Go through the data below and gather each line containing "color".

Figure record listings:
********

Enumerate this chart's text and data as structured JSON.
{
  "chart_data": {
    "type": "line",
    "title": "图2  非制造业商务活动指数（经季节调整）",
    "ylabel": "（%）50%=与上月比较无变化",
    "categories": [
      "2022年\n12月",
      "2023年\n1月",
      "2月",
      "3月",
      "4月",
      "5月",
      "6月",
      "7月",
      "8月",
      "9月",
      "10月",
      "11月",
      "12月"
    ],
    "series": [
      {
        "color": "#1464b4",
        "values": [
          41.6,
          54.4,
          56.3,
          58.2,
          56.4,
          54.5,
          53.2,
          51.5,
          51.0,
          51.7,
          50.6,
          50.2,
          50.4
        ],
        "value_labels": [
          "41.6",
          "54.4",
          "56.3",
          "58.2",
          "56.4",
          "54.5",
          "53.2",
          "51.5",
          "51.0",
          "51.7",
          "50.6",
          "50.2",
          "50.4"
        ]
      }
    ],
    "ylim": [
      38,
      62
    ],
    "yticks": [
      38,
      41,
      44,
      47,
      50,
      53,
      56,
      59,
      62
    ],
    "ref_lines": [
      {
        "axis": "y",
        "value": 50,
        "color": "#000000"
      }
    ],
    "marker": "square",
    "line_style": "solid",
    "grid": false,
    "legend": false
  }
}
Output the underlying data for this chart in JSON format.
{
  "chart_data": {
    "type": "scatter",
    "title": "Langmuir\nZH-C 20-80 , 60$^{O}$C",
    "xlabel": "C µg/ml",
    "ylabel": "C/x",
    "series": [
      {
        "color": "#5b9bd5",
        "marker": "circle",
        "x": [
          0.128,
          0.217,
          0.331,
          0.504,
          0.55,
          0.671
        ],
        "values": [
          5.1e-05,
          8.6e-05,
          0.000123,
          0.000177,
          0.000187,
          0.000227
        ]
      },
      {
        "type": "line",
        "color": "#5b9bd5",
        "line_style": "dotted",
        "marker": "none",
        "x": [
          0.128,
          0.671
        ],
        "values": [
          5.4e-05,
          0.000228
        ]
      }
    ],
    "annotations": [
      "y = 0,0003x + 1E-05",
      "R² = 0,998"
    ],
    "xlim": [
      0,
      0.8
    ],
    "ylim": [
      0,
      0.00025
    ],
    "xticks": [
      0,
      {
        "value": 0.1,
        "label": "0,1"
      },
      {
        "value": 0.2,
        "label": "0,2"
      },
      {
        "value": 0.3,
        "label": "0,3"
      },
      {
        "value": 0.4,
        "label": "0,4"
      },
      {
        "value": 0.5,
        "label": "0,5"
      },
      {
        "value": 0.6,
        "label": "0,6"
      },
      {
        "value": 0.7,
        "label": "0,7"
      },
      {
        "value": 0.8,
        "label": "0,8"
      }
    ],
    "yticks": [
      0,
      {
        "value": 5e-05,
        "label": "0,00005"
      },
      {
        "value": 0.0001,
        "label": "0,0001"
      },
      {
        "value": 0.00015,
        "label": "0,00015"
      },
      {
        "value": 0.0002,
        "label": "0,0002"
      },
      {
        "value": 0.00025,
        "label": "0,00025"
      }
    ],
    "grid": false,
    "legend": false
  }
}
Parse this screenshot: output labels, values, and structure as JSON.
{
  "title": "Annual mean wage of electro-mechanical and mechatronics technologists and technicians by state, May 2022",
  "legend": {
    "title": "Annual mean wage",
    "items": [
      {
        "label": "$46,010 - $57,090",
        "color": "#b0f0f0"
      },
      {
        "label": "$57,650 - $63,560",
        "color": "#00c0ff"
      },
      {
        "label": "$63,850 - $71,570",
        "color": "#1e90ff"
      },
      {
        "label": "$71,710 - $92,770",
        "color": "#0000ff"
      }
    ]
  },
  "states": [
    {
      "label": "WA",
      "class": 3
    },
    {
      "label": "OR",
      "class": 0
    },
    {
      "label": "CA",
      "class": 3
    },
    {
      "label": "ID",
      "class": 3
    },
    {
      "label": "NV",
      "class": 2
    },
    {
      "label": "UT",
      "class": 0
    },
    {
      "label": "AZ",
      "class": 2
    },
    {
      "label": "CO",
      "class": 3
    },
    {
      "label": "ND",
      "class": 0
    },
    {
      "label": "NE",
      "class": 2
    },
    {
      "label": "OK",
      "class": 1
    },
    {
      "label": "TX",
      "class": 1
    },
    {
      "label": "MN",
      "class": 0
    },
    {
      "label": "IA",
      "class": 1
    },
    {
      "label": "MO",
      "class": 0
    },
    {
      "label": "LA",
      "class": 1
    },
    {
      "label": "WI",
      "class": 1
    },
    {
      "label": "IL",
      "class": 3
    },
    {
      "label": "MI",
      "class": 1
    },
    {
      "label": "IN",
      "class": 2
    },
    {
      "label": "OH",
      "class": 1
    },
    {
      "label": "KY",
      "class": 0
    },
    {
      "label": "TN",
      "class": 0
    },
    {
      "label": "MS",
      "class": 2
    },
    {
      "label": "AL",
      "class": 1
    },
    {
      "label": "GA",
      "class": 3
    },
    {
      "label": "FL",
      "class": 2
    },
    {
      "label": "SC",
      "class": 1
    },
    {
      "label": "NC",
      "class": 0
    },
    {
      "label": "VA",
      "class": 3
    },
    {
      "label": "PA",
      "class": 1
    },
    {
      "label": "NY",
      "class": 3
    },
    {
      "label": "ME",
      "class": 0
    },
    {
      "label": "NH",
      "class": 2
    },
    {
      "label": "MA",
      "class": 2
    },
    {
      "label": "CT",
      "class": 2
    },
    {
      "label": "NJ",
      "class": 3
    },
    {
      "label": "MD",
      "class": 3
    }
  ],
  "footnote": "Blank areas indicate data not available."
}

********

• _EXPECTED OUTPUT_:
        "color": "#1464b4",
        "color": "#000000"
        "color": "#5b9bd5",
        "color": "#5b9bd5",
        "color": "#b0f0f0"
        "color": "#00c0ff"
        "color": "#1e90ff"
        "color": "#0000ff"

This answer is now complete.